**SELECTED PASSAGE:**

Supreme Court Sharply Limits Applicability of Rogers v. Grimaldi Test for Trademark Infringement

Skadden Publication

Anthony J. Dreyer Shay Dvoretzky Jordan Feirman Chad Williams

On June 8, 2023, the U.S. Supreme Court ruled unanimously in favor of the petitioner in Jack Daniel’s Properties, Inc. v. VIP Products LLC. The Court held that a heightened standard for trademark infringement applied by many courts where trademark uses serve artistic or expressive purposes — the so-called “Rogers test” — does not apply where an alleged infringer uses a trademark as a designation of source for the infringer’s own goods.

Background

Tension Between Trademark Protection and the First Amendment

At its core, U.S. trademark law protects the consuming public by creating liability for using words, terms, images or symbols that are confusingly similar to those used by organizations to identify the source of their goods or services. Because this protection inevitably involves some restriction on expression, there is a natural tension between the First Amendment and trademark law. That tension is particularly pronounced when addressing the use of trademarks in expressive or artistic works.

The prevailing test long applied by courts when weighing First Amendment concerns against trademark rights in that context was set forth in the Second Circuit’s seminal 1989 decision in Rogers v. Grimaldi.1 In that case, Ginger Rogers sued the producer and studio of the film "Ginger and Fred" — depicting two fictional Italian cabaret performers whose routine emulated Fred Astaire and Rogers — alleging, inter alia, that the film violated her trademark rights. The Second Circuit ruled for the defendant, holding that “section 43(a) of the Lanham Act does not bar a minimally relevant use of a celebrity’s name in the title of an artistic work where the title does not explicitly denote authorship, sponsorship, or endorsement by the celebrity or explicitly mislead as to content.”

In so holding, the Second Circuit established a test — frequently referred to as the “Rogers test” — for determining whether the use of a trademark in an artistic work violates the Lanham Act. The Rogers test differs from the standard “likelihood of confusion” multi-factor analyses and ratchets up the burden of proof for putative trademark infringement plaintiffs:

  • First, the Court must determine whether the work at issue is “expressive” — that is, does the work “communicat[e] ideas or express[ ] points of view.”

**GIVEN MATERIAL:**

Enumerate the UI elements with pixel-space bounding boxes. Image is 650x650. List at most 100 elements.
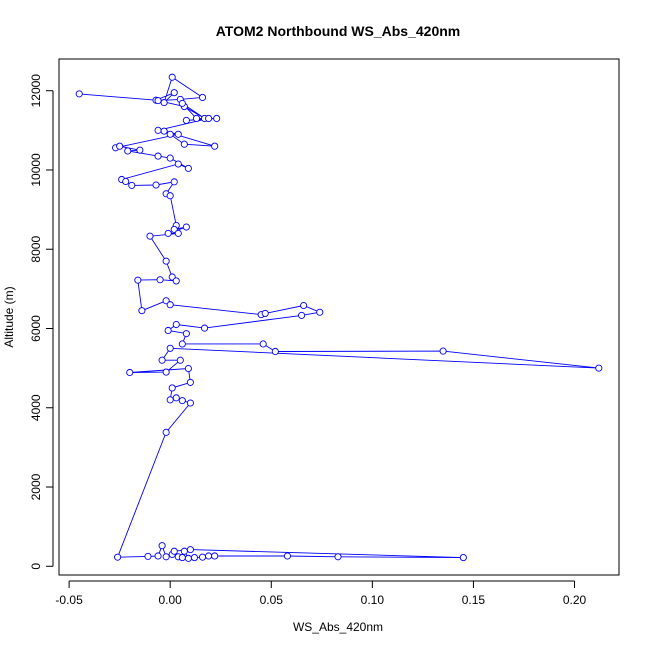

**YOUR OBJECTIVE:**
Answer these from the article on the Supreme Court trademark ruling:
(a) On what date did the Supreme Court rule in Jack Daniel's Properties, Inc. v. VIP Products LLC?
(b) Which court decided Rogers v. Grimaldi, and in what year?
(c) What was the title of the film Ginger Rogers sued over?

**ANSWER IN FULL:**
(a) June 8, 2023
(b) The Second Circuit, in 1989
(c) "Ginger and Fred"